Begin DATA EXCERPTS

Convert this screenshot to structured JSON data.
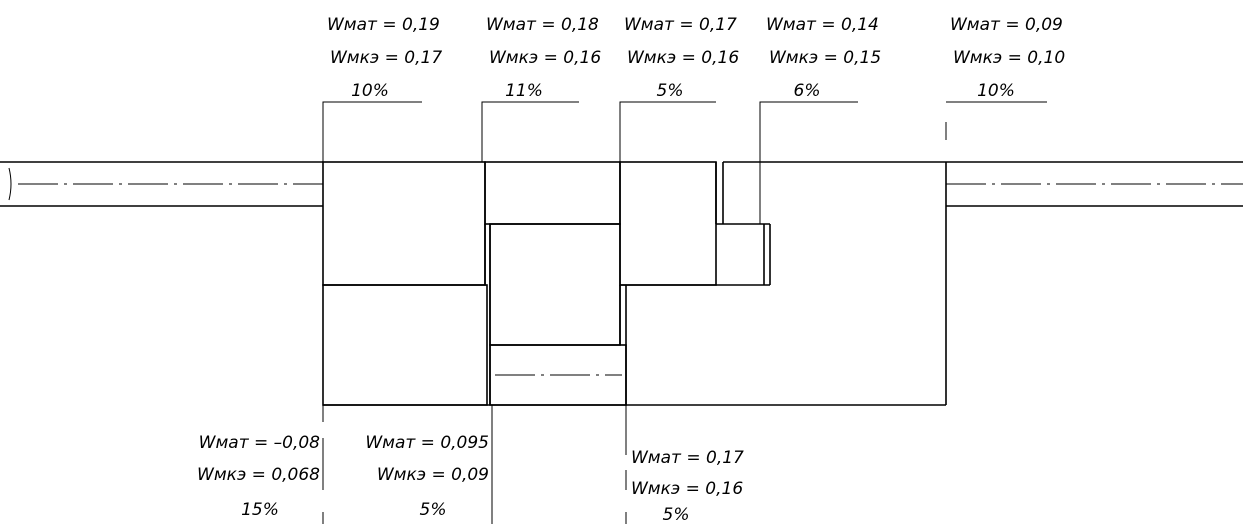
{
  "annotations_top": [
    {
      "w_mat": "Wмат = 0,19",
      "w_mkz": "Wмкэ = 0,17",
      "percent": "10%"
    },
    {
      "w_mat": "Wмат = 0,18",
      "w_mkz": "Wмкэ = 0,16",
      "percent": "11%"
    },
    {
      "w_mat": "Wмат = 0,17",
      "w_mkz": "Wмкэ = 0,16",
      "percent": "5%"
    },
    {
      "w_mat": "Wмат = 0,14",
      "w_mkz": "Wмкэ = 0,15",
      "percent": "6%"
    },
    {
      "w_mat": "Wмат = 0,09",
      "w_mkz": "Wмкэ = 0,10",
      "percent": "10%"
    }
  ],
  "annotations_bottom": [
    {
      "w_mat": "Wмат = –0,08",
      "w_mkz": "Wмкэ = 0,068",
      "percent": "15%"
    },
    {
      "w_mat": "Wмат = 0,095",
      "w_mkz": "Wмкэ = 0,09",
      "percent": "5%"
    },
    {
      "w_mat": "Wмат = 0,17",
      "w_mkz": "Wмкэ = 0,16",
      "percent": "5%"
    }
  ]
}
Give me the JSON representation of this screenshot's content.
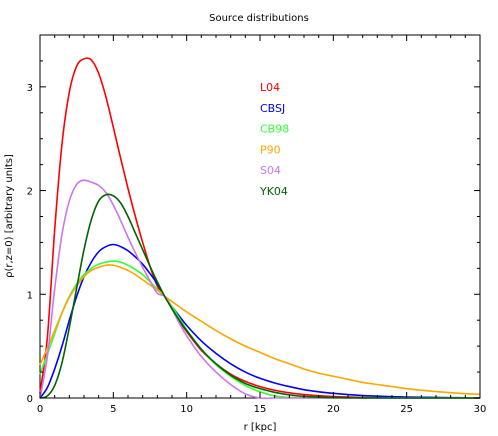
{
  "chart_data": {
    "type": "line",
    "title": "Source distributions",
    "xlabel": "r [kpc]",
    "ylabel": "ρ(r,z=0) [arbitrary units]",
    "xlim": [
      0,
      30
    ],
    "ylim": [
      0,
      3.5
    ],
    "xticks": [
      0,
      5,
      10,
      15,
      20,
      25,
      30
    ],
    "yticks": [
      0,
      1,
      2,
      3
    ],
    "grid": false,
    "legend_position": "upper-center",
    "x": [
      0,
      0.5,
      1,
      1.5,
      2,
      2.5,
      3,
      3.5,
      4,
      4.5,
      5,
      5.5,
      6,
      6.5,
      7,
      7.5,
      8,
      8.5,
      9,
      9.5,
      10,
      11,
      12,
      13,
      14,
      15,
      16,
      17,
      18,
      19,
      20,
      21,
      22,
      23,
      24,
      25,
      26,
      27,
      28,
      29,
      30
    ],
    "series": [
      {
        "name": "L04",
        "color": "#ff0000",
        "values": [
          0.05,
          0.58,
          1.62,
          2.45,
          2.95,
          3.2,
          3.27,
          3.26,
          3.13,
          2.9,
          2.61,
          2.31,
          2.02,
          1.75,
          1.5,
          1.27,
          1.08,
          0.98,
          0.86,
          0.74,
          0.64,
          0.46,
          0.33,
          0.23,
          0.16,
          0.11,
          0.075,
          0.05,
          0.033,
          0.022,
          0.014,
          0.009,
          0.006,
          0.004,
          0.002,
          0.0015,
          0.001,
          0.0006,
          0.0004,
          0.0002,
          0.0001
        ]
      },
      {
        "name": "CBSJ",
        "color": "#0000ff",
        "values": [
          0,
          0.1,
          0.28,
          0.5,
          0.75,
          0.98,
          1.17,
          1.31,
          1.41,
          1.46,
          1.48,
          1.46,
          1.42,
          1.36,
          1.29,
          1.2,
          1.1,
          0.98,
          0.88,
          0.79,
          0.7,
          0.55,
          0.43,
          0.33,
          0.25,
          0.19,
          0.145,
          0.11,
          0.08,
          0.06,
          0.045,
          0.033,
          0.024,
          0.018,
          0.013,
          0.009,
          0.007,
          0.005,
          0.0035,
          0.0025,
          0.002
        ]
      },
      {
        "name": "CB98",
        "color": "#33ff33",
        "values": [
          0.23,
          0.42,
          0.62,
          0.82,
          0.98,
          1.1,
          1.19,
          1.25,
          1.29,
          1.31,
          1.32,
          1.31,
          1.28,
          1.24,
          1.19,
          1.12,
          1.05,
          0.98,
          0.88,
          0.77,
          0.66,
          0.47,
          0.32,
          0.21,
          0.12,
          0.06,
          0.02,
          0.005,
          0,
          0,
          0,
          0,
          0,
          0,
          0,
          0,
          0,
          0,
          0,
          0,
          0
        ]
      },
      {
        "name": "P90",
        "color": "#ffa500",
        "values": [
          0.32,
          0.48,
          0.65,
          0.82,
          0.97,
          1.08,
          1.17,
          1.23,
          1.26,
          1.28,
          1.28,
          1.26,
          1.23,
          1.19,
          1.14,
          1.09,
          1.04,
          0.98,
          0.93,
          0.88,
          0.83,
          0.74,
          0.65,
          0.57,
          0.5,
          0.44,
          0.38,
          0.33,
          0.28,
          0.24,
          0.21,
          0.18,
          0.15,
          0.13,
          0.11,
          0.09,
          0.075,
          0.062,
          0.051,
          0.042,
          0.035
        ]
      },
      {
        "name": "S04",
        "color": "#cc77ee",
        "values": [
          0,
          0.4,
          1.05,
          1.58,
          1.9,
          2.06,
          2.1,
          2.08,
          2.05,
          1.98,
          1.86,
          1.71,
          1.55,
          1.4,
          1.26,
          1.13,
          1.01,
          0.98,
          0.86,
          0.72,
          0.6,
          0.4,
          0.25,
          0.13,
          0.04,
          0,
          0,
          0,
          0,
          0,
          0,
          0,
          0,
          0,
          0,
          0,
          0,
          0,
          0,
          0,
          0
        ]
      },
      {
        "name": "YK04",
        "color": "#006400",
        "values": [
          0,
          0.02,
          0.12,
          0.34,
          0.68,
          1.06,
          1.43,
          1.72,
          1.9,
          1.96,
          1.95,
          1.88,
          1.75,
          1.59,
          1.43,
          1.27,
          1.12,
          0.98,
          0.86,
          0.75,
          0.65,
          0.47,
          0.33,
          0.22,
          0.14,
          0.09,
          0.055,
          0.03,
          0.015,
          0.008,
          0.004,
          0.002,
          0.001,
          0,
          0,
          0,
          0,
          0,
          0,
          0,
          0
        ]
      }
    ]
  }
}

End DATA EXCERPTS

- EXERCISE GOAL:
Pick out the lines that have the word "color". Copy them all.

- EXERCISE RESULT:
        "color": "#ff0000",
        "color": "#0000ff",
        "color": "#33ff33",
        "color": "#ffa500",
        "color": "#cc77ee",
        "color": "#006400",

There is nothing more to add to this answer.